Given instruction
Your task is to give the data again, exactly, with every line intact.

(Some records)
::::::
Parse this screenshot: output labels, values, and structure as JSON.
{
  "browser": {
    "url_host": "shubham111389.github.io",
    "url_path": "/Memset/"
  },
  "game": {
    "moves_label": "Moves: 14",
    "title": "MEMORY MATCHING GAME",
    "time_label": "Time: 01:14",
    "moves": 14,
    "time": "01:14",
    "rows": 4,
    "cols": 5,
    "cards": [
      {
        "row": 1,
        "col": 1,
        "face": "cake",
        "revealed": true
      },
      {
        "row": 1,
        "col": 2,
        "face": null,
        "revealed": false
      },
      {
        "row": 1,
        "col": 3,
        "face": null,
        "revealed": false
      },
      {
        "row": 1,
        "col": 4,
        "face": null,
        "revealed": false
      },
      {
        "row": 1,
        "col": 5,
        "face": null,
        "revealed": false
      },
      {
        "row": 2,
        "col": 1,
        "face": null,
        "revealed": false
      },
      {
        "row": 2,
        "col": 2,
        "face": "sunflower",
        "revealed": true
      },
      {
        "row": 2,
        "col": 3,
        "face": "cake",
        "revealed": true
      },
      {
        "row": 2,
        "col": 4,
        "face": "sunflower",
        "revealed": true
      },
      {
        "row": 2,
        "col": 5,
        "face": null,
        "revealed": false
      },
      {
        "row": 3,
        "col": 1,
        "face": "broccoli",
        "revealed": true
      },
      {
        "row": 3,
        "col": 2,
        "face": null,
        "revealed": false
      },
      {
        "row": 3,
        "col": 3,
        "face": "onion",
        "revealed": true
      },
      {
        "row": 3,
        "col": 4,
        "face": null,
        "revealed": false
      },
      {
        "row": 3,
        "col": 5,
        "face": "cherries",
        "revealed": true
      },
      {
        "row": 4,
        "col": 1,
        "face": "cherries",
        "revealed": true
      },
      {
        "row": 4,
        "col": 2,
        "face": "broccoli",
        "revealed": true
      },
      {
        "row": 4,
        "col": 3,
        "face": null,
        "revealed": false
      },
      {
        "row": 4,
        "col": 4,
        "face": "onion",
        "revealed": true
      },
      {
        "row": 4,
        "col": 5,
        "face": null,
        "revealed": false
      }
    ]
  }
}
::::::
Task response
Parse this screenshot: output labels, values, and structure as JSON.
{
  "browser": {
    "url_host": "shubham111389.github.io",
    "url_path": "/Memset/"
  },
  "game": {
    "moves_label": "Moves: 14",
    "title": "MEMORY MATCHING GAME",
    "time_label": "Time: 01:14",
    "moves": 14,
    "time": "01:14",
    "rows": 4,
    "cols": 5,
    "cards": [
      {
        "row": 1,
        "col": 1,
        "face": "cake",
        "revealed": true
      },
      {
        "row": 1,
        "col": 2,
        "face": null,
        "revealed": false
      },
      {
        "row": 1,
        "col": 3,
        "face": null,
        "revealed": false
      },
      {
        "row": 1,
        "col": 4,
        "face": null,
        "revealed": false
      },
      {
        "row": 1,
        "col": 5,
        "face": null,
        "revealed": false
      },
      {
        "row": 2,
        "col": 1,
        "face": null,
        "revealed": false
      },
      {
        "row": 2,
        "col": 2,
        "face": "sunflower",
        "revealed": true
      },
      {
        "row": 2,
        "col": 3,
        "face": "cake",
        "revealed": true
      },
      {
        "row": 2,
        "col": 4,
        "face": "sunflower",
        "revealed": true
      },
      {
        "row": 2,
        "col": 5,
        "face": null,
        "revealed": false
      },
      {
        "row": 3,
        "col": 1,
        "face": "broccoli",
        "revealed": true
      },
      {
        "row": 3,
        "col": 2,
        "face": null,
        "revealed": false
      },
      {
        "row": 3,
        "col": 3,
        "face": "onion",
        "revealed": true
      },
      {
        "row": 3,
        "col": 4,
        "face": null,
        "revealed": false
      },
      {
        "row": 3,
        "col": 5,
        "face": "cherries",
        "revealed": true
      },
      {
        "row": 4,
        "col": 1,
        "face": "cherries",
        "revealed": true
      },
      {
        "row": 4,
        "col": 2,
        "face": "broccoli",
        "revealed": true
      },
      {
        "row": 4,
        "col": 3,
        "face": null,
        "revealed": false
      },
      {
        "row": 4,
        "col": 4,
        "face": "onion",
        "revealed": true
      },
      {
        "row": 4,
        "col": 5,
        "face": null,
        "revealed": false
      }
    ]
  }
}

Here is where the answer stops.